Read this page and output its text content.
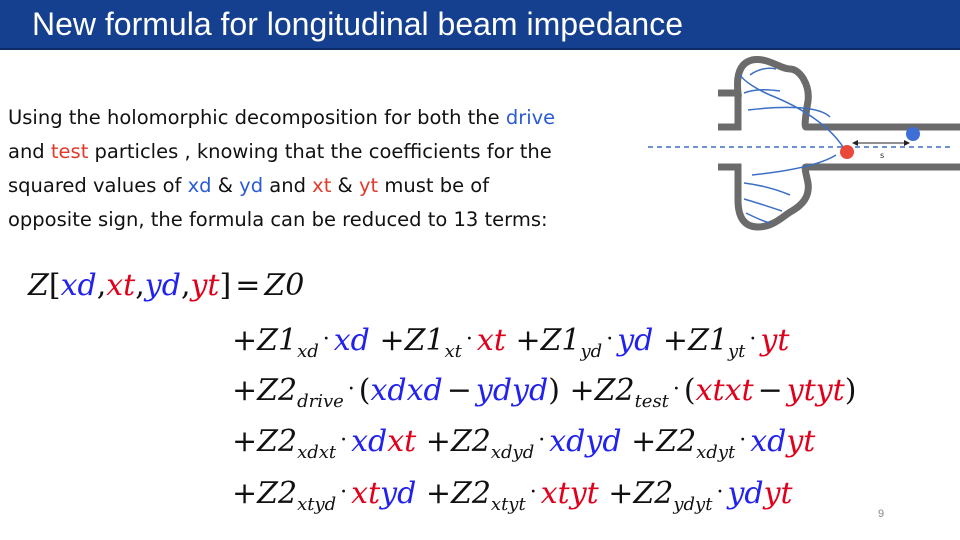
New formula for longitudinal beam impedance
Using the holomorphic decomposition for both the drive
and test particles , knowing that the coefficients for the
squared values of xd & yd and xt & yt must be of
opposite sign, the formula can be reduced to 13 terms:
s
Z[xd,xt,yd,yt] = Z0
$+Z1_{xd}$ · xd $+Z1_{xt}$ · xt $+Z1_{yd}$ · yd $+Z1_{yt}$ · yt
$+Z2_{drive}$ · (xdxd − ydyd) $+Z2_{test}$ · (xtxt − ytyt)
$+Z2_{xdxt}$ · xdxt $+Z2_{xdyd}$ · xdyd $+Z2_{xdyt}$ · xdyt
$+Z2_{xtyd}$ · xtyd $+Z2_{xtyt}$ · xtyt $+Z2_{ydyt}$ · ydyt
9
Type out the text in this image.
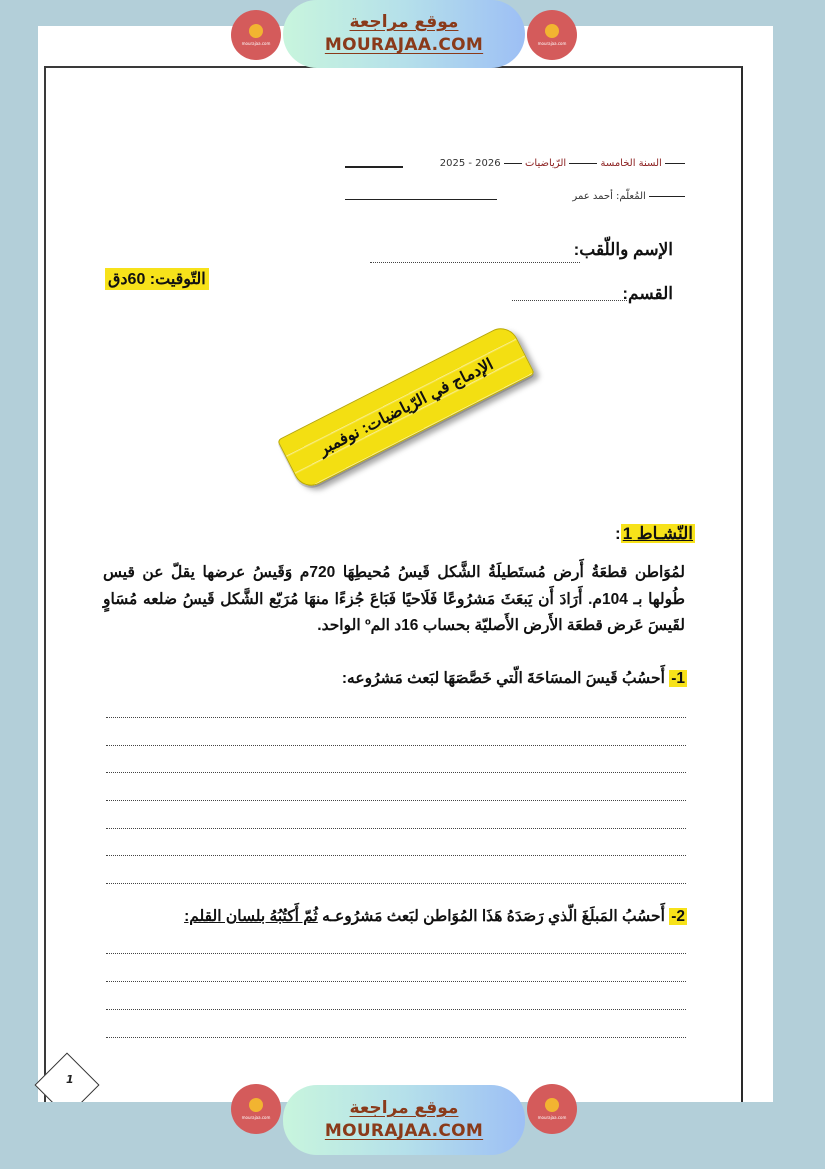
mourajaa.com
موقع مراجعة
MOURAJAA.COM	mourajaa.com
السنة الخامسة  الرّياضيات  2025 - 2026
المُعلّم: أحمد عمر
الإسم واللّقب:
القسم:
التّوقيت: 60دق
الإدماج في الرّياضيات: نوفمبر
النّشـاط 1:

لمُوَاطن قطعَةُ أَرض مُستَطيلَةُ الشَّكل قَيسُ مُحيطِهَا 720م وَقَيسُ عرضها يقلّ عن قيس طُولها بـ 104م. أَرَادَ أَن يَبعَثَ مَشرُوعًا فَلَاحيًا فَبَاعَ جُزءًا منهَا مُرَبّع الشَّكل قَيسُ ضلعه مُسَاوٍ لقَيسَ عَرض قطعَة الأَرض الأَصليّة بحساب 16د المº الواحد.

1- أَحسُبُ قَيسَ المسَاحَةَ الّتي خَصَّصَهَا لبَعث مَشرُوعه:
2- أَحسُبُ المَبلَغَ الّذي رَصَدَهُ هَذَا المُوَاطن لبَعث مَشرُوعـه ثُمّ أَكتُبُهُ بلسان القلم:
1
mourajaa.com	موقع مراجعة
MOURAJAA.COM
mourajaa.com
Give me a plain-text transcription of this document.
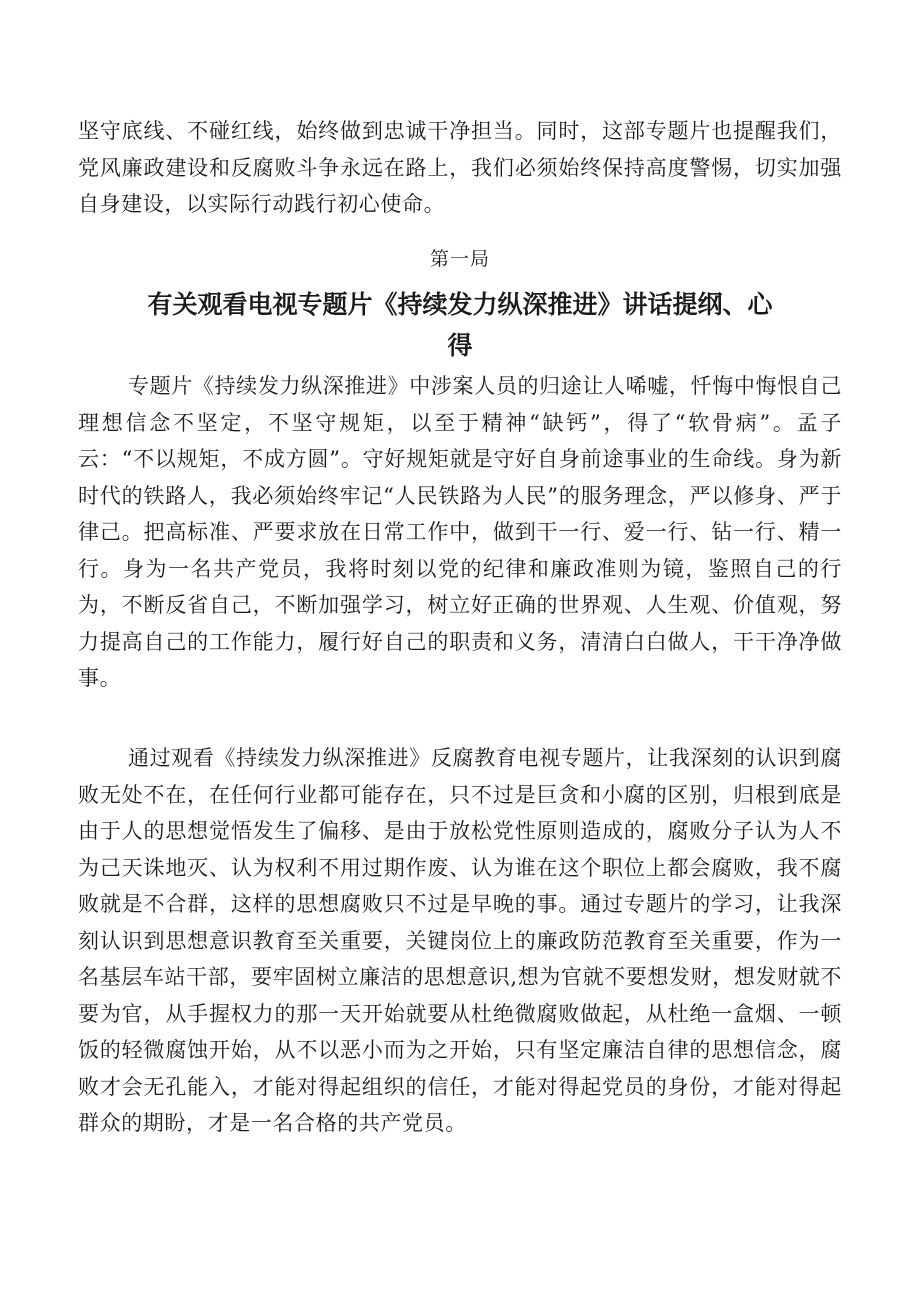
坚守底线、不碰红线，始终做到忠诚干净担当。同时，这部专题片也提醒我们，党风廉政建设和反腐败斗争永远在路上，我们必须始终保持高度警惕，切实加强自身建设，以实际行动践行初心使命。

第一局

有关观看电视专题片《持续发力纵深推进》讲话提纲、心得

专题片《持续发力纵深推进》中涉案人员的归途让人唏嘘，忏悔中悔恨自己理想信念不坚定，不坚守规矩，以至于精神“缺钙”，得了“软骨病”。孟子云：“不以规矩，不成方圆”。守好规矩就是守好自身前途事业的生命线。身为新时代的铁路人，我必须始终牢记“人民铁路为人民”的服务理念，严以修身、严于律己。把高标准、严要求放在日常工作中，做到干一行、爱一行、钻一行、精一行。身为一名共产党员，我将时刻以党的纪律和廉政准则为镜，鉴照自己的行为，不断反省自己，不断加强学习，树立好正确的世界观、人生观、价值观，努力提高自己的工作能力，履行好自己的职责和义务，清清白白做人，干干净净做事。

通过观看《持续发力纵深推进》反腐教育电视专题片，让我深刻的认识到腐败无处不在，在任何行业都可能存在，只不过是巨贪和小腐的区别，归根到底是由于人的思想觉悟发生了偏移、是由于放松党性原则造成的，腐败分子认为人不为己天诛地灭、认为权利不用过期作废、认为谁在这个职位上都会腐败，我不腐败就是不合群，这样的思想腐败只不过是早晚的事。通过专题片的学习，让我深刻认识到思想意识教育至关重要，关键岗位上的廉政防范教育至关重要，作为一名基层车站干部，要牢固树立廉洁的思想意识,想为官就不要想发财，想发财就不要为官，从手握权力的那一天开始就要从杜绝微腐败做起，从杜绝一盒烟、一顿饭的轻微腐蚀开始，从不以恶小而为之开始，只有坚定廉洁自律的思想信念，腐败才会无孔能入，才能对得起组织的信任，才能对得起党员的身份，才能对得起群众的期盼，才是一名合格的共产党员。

* * *

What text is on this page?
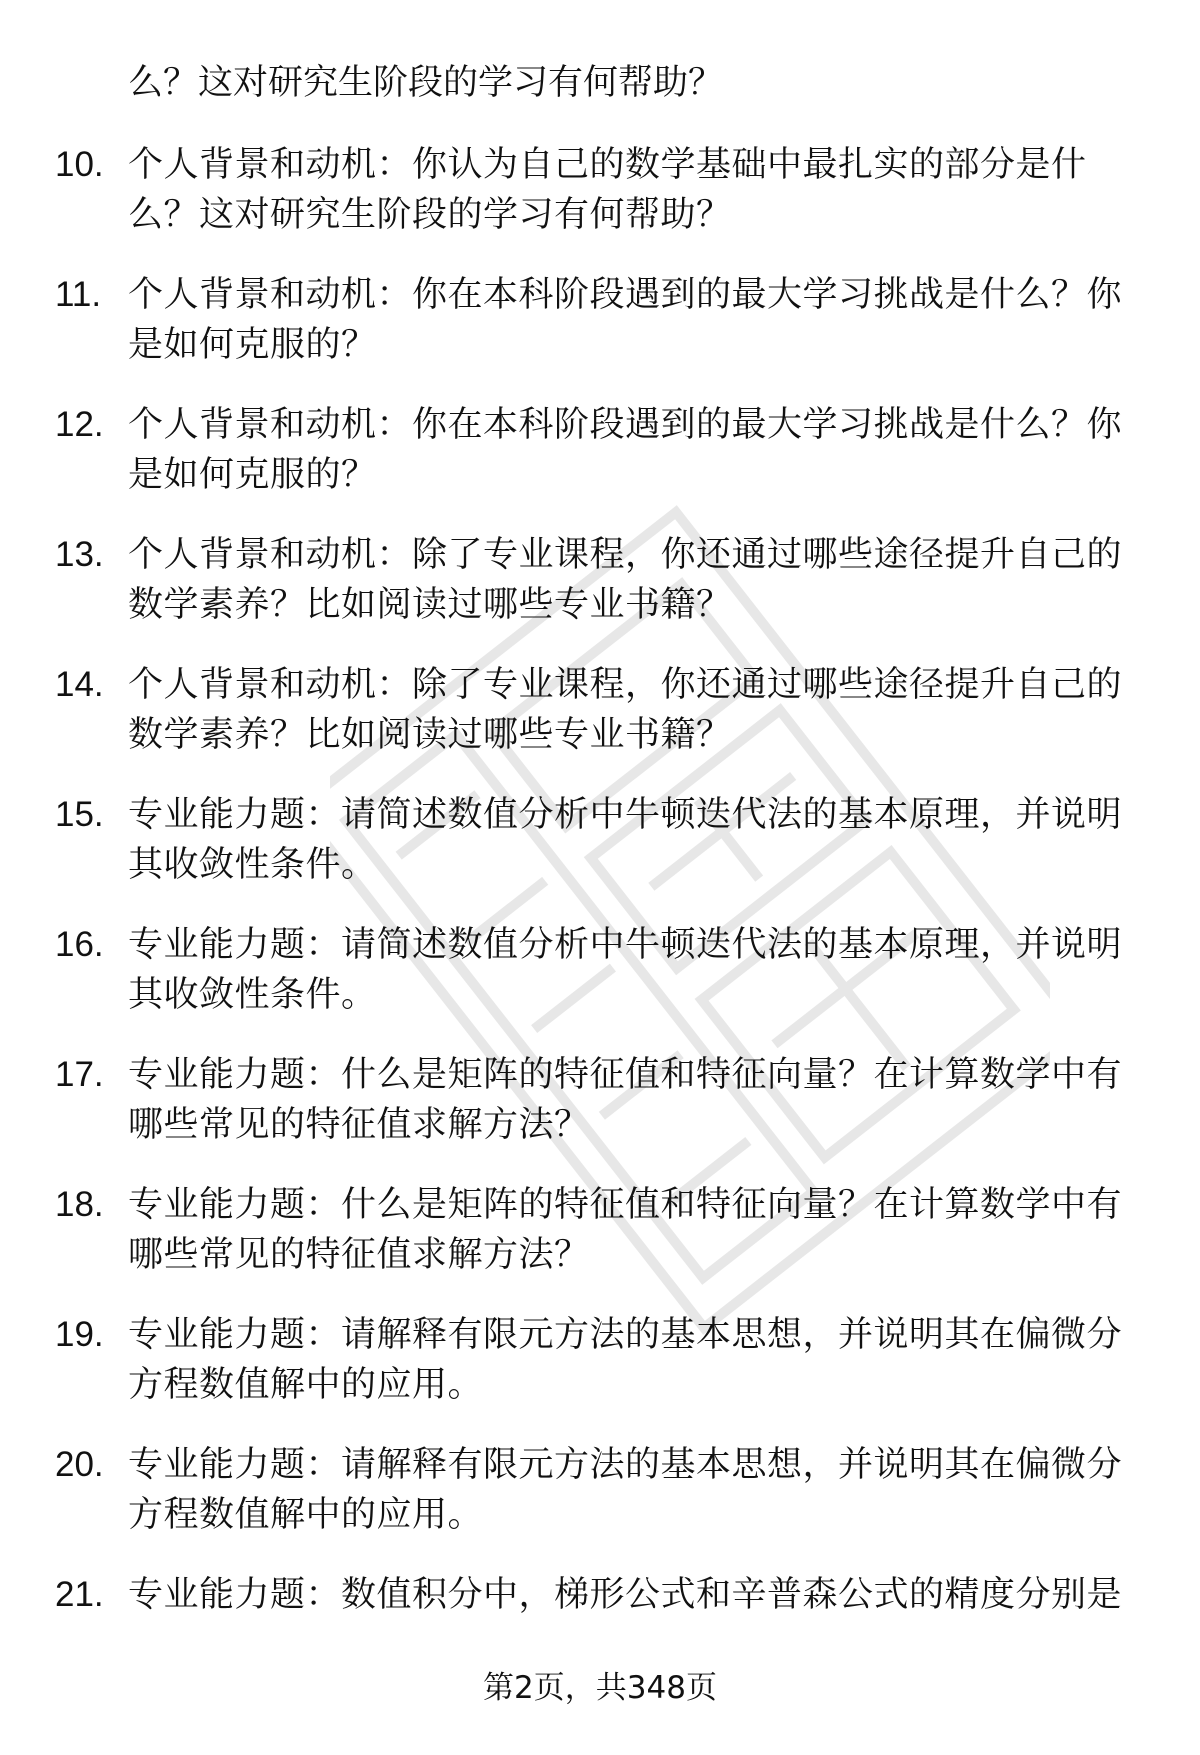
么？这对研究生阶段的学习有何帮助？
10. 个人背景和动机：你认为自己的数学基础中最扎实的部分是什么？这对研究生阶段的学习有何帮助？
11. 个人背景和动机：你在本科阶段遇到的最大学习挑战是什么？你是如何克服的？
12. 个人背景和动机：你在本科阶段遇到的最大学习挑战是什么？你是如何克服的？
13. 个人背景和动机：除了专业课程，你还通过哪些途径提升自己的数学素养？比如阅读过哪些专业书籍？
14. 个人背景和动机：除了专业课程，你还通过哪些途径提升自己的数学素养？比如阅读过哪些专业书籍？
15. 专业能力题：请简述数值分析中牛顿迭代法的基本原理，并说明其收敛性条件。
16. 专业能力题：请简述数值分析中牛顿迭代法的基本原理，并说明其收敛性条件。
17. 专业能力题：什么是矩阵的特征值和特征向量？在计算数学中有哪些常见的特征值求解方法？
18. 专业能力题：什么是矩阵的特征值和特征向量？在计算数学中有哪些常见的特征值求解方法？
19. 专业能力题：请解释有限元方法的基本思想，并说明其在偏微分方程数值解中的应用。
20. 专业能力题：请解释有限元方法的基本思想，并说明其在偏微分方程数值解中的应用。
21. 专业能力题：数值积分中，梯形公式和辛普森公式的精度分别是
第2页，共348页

Written instruction:
Pull out all lines of the data with the string "test".

Response to the task:
and test particles , knowing that the coefficients for the
$+Z2_{drive}$ · (xdxd − ydyd) $+Z2_{test}$ · (xtxt − ytyt)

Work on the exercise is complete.